[Part of a data file]

(begin)

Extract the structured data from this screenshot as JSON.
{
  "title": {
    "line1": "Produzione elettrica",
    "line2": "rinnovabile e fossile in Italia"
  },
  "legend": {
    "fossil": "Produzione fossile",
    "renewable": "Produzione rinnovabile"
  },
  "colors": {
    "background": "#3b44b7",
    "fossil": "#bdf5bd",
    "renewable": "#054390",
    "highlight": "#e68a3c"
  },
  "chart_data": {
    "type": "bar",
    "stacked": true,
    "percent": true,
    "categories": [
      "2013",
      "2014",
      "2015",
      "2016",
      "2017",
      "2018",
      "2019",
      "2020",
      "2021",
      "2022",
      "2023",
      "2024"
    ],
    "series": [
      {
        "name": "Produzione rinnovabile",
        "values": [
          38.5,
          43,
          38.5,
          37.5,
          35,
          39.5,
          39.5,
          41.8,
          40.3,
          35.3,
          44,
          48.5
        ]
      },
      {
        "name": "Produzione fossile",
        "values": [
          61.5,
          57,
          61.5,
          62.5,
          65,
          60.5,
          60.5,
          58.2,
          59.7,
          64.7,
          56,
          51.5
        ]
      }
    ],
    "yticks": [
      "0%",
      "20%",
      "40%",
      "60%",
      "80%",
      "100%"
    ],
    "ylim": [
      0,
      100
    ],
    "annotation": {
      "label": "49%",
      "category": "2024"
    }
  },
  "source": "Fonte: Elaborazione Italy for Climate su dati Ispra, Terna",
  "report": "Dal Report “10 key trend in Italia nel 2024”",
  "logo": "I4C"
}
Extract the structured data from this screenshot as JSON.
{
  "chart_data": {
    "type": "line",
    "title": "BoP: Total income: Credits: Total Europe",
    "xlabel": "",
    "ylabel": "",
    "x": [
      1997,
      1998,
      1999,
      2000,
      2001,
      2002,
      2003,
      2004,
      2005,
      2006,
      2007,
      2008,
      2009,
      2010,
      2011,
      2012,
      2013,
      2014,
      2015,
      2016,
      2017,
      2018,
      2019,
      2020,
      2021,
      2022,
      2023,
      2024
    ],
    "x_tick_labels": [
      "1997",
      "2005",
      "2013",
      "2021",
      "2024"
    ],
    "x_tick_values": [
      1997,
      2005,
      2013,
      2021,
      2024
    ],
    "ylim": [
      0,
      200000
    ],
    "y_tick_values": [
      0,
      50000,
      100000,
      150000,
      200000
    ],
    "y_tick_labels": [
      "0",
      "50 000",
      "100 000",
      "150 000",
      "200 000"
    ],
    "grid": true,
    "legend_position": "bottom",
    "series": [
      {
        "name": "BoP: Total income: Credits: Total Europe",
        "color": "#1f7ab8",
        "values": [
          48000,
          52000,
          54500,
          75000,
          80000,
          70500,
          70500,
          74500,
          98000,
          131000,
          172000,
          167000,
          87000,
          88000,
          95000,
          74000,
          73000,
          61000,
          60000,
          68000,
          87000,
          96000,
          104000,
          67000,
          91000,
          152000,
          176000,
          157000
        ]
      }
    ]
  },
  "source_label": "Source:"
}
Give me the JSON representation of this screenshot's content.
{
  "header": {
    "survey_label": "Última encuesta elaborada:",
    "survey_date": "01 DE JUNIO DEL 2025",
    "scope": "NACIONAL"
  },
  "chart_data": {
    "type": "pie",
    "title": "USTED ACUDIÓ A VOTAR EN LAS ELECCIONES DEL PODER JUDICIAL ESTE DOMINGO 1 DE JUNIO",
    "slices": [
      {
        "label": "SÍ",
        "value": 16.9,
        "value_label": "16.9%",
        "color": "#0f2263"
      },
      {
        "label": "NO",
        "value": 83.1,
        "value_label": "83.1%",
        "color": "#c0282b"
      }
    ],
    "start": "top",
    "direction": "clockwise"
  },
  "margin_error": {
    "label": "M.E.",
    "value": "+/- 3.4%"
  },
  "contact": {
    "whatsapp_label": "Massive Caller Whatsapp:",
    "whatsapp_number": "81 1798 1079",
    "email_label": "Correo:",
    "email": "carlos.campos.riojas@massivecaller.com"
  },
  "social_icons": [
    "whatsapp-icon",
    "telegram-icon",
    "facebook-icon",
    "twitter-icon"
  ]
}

(end)

> _What the task requires_
Everything from the line containing "Give me the" through the final line of the listing, inclusive, must be reproduced exactly; leave out the rest.

> _Reply_
Give me the JSON representation of this screenshot's content.
{
  "header": {
    "survey_label": "Última encuesta elaborada:",
    "survey_date": "01 DE JUNIO DEL 2025",
    "scope": "NACIONAL"
  },
  "chart_data": {
    "type": "pie",
    "title": "USTED ACUDIÓ A VOTAR EN LAS ELECCIONES DEL PODER JUDICIAL ESTE DOMINGO 1 DE JUNIO",
    "slices": [
      {
        "label": "SÍ",
        "value": 16.9,
        "value_label": "16.9%",
        "color": "#0f2263"
      },
      {
        "label": "NO",
        "value": 83.1,
        "value_label": "83.1%",
        "color": "#c0282b"
      }
    ],
    "start": "top",
    "direction": "clockwise"
  },
  "margin_error": {
    "label": "M.E.",
    "value": "+/- 3.4%"
  },
  "contact": {
    "whatsapp_label": "Massive Caller Whatsapp:",
    "whatsapp_number": "81 1798 1079",
    "email_label": "Correo:",
    "email": "carlos.campos.riojas@massivecaller.com"
  },
  "social_icons": [
    "whatsapp-icon",
    "telegram-icon",
    "facebook-icon",
    "twitter-icon"
  ]
}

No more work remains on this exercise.